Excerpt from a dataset
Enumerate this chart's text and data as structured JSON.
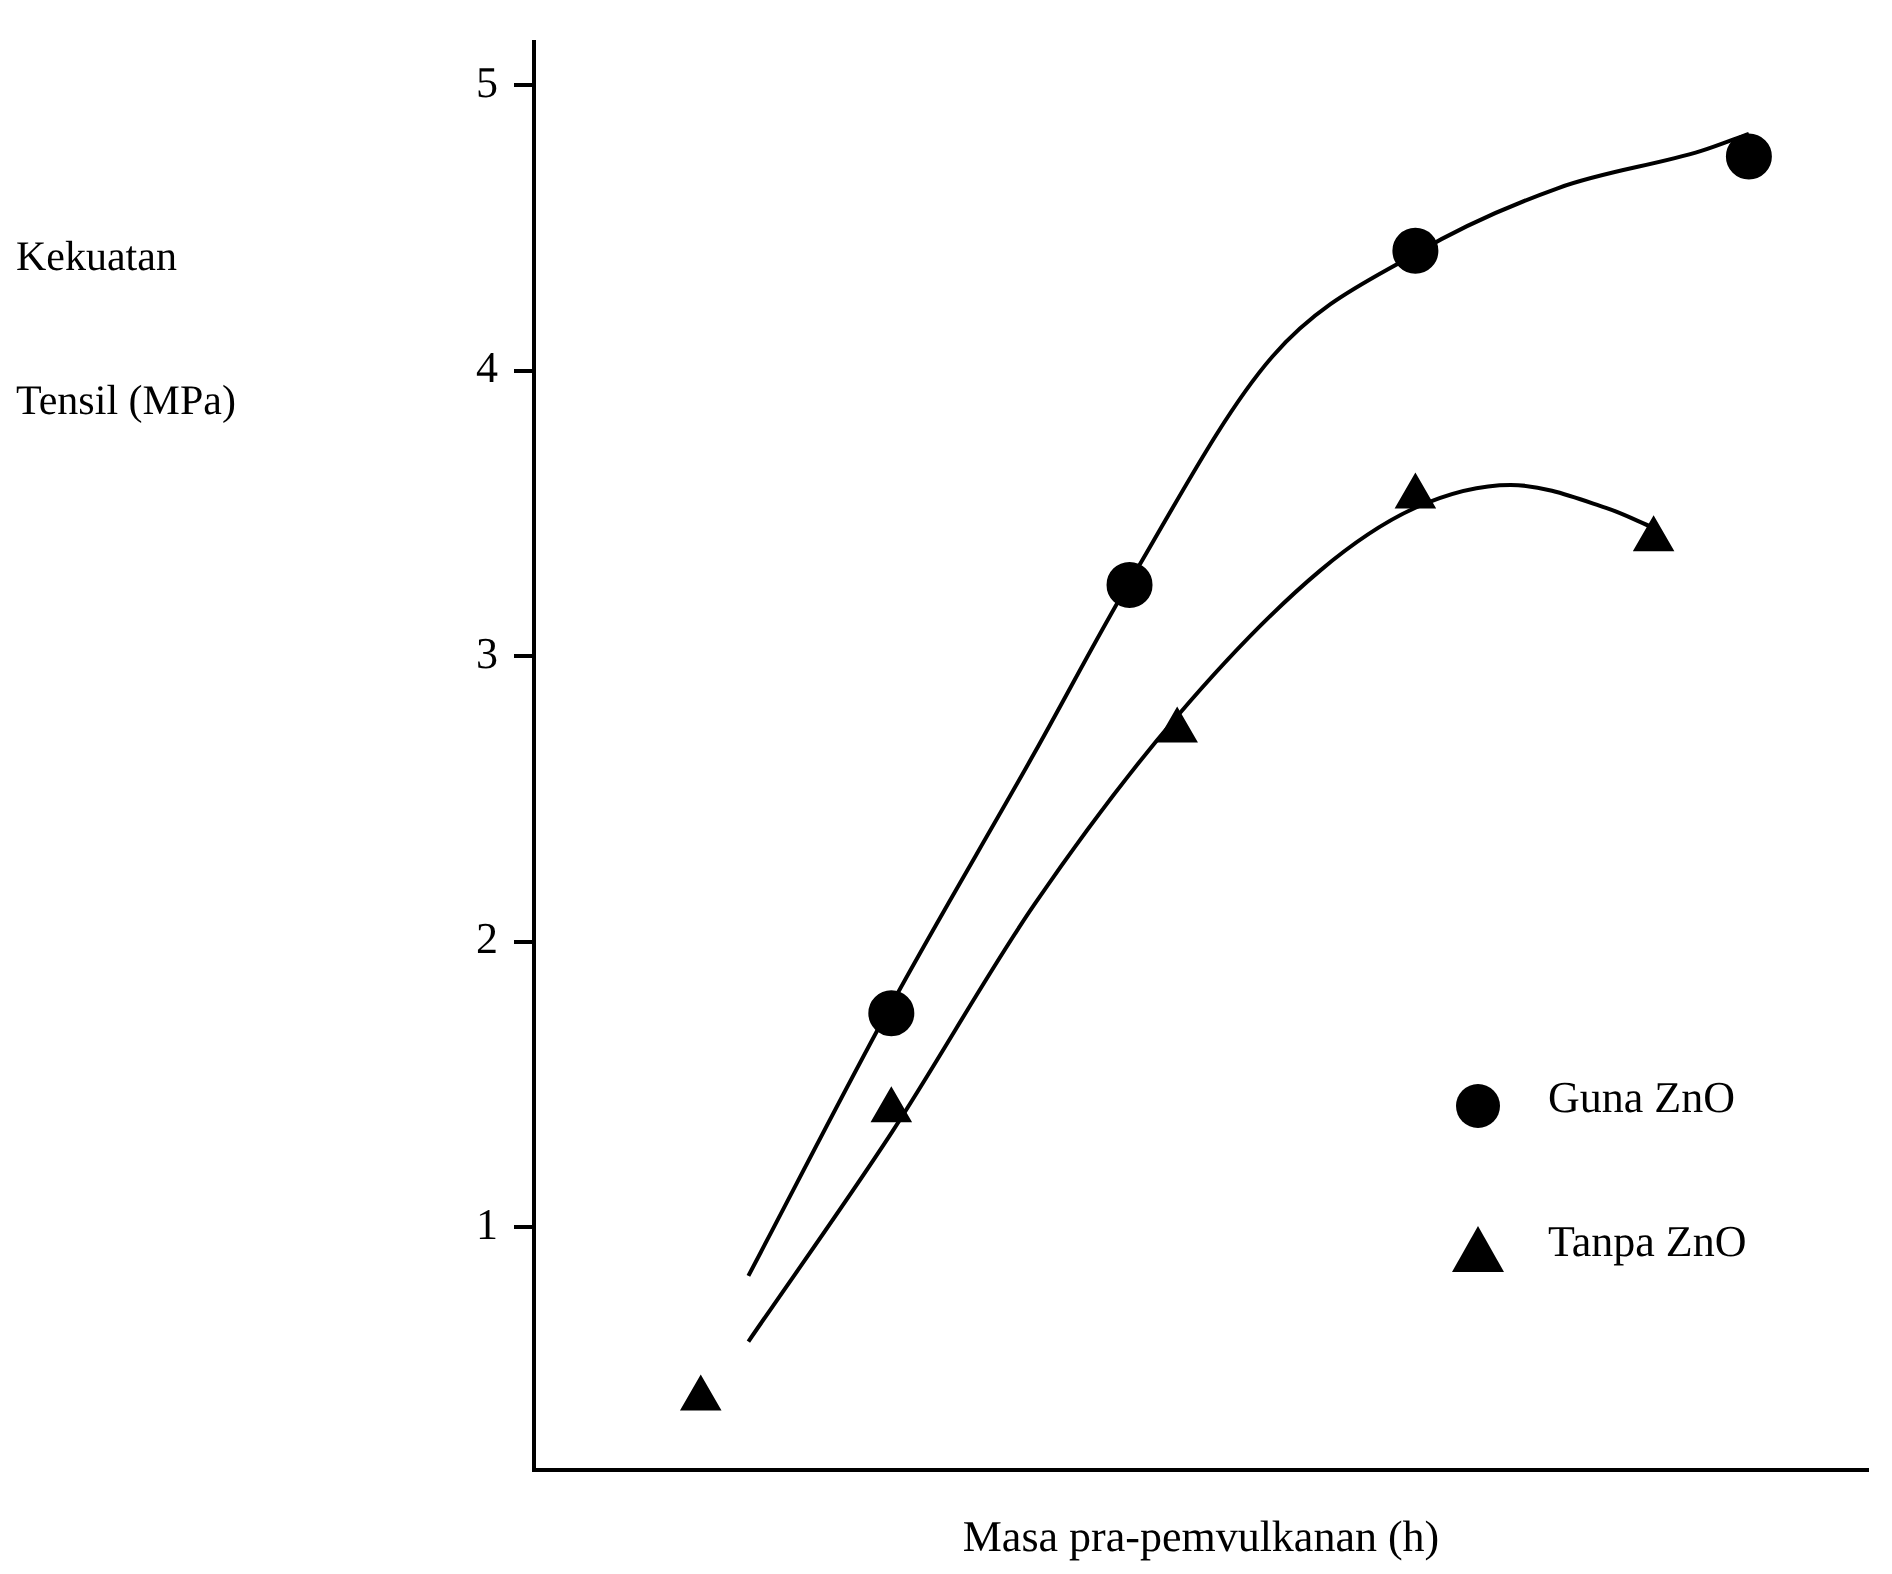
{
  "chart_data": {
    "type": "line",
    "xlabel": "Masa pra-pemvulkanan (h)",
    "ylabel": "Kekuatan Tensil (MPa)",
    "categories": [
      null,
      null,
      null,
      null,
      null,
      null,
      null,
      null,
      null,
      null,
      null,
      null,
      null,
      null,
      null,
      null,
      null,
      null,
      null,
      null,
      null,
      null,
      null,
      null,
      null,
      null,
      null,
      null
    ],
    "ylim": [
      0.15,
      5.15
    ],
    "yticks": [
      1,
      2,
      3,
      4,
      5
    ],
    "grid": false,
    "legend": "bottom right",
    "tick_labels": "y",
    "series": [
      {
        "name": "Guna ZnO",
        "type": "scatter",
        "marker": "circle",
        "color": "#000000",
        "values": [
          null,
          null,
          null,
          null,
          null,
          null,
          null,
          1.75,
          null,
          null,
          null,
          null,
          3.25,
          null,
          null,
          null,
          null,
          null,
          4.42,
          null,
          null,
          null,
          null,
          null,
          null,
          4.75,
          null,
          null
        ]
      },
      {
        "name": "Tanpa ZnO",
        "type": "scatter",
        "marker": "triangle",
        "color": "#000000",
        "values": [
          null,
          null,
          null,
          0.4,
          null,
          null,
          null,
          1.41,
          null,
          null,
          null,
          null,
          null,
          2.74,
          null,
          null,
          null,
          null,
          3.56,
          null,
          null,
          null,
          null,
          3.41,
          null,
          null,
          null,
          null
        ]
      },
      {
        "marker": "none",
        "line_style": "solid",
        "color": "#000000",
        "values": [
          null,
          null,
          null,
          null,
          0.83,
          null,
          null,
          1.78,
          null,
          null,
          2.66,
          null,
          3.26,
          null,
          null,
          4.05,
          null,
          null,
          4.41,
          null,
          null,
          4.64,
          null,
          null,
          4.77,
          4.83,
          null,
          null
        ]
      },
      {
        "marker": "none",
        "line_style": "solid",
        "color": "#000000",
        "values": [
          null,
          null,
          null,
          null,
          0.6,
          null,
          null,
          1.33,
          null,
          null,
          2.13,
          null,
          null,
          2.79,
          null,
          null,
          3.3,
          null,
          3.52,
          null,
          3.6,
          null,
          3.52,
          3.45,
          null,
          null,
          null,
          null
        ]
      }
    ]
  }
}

▶ [What you will do] Drop the images and repeat the data exactly.

▶ [Correct response]
Enumerate this chart's text and data as structured JSON.
{
  "chart_data": {
    "type": "line",
    "xlabel": "Masa pra-pemvulkanan (h)",
    "ylabel": "Kekuatan Tensil (MPa)",
    "categories": [
      null,
      null,
      null,
      null,
      null,
      null,
      null,
      null,
      null,
      null,
      null,
      null,
      null,
      null,
      null,
      null,
      null,
      null,
      null,
      null,
      null,
      null,
      null,
      null,
      null,
      null,
      null,
      null
    ],
    "ylim": [
      0.15,
      5.15
    ],
    "yticks": [
      1,
      2,
      3,
      4,
      5
    ],
    "grid": false,
    "legend": "bottom right",
    "tick_labels": "y",
    "series": [
      {
        "name": "Guna ZnO",
        "type": "scatter",
        "marker": "circle",
        "color": "#000000",
        "values": [
          null,
          null,
          null,
          null,
          null,
          null,
          null,
          1.75,
          null,
          null,
          null,
          null,
          3.25,
          null,
          null,
          null,
          null,
          null,
          4.42,
          null,
          null,
          null,
          null,
          null,
          null,
          4.75,
          null,
          null
        ]
      },
      {
        "name": "Tanpa ZnO",
        "type": "scatter",
        "marker": "triangle",
        "color": "#000000",
        "values": [
          null,
          null,
          null,
          0.4,
          null,
          null,
          null,
          1.41,
          null,
          null,
          null,
          null,
          null,
          2.74,
          null,
          null,
          null,
          null,
          3.56,
          null,
          null,
          null,
          null,
          3.41,
          null,
          null,
          null,
          null
        ]
      },
      {
        "marker": "none",
        "line_style": "solid",
        "color": "#000000",
        "values": [
          null,
          null,
          null,
          null,
          0.83,
          null,
          null,
          1.78,
          null,
          null,
          2.66,
          null,
          3.26,
          null,
          null,
          4.05,
          null,
          null,
          4.41,
          null,
          null,
          4.64,
          null,
          null,
          4.77,
          4.83,
          null,
          null
        ]
      },
      {
        "marker": "none",
        "line_style": "solid",
        "color": "#000000",
        "values": [
          null,
          null,
          null,
          null,
          0.6,
          null,
          null,
          1.33,
          null,
          null,
          2.13,
          null,
          null,
          2.79,
          null,
          null,
          3.3,
          null,
          3.52,
          null,
          3.6,
          null,
          3.52,
          3.45,
          null,
          null,
          null,
          null
        ]
      }
    ]
  }
}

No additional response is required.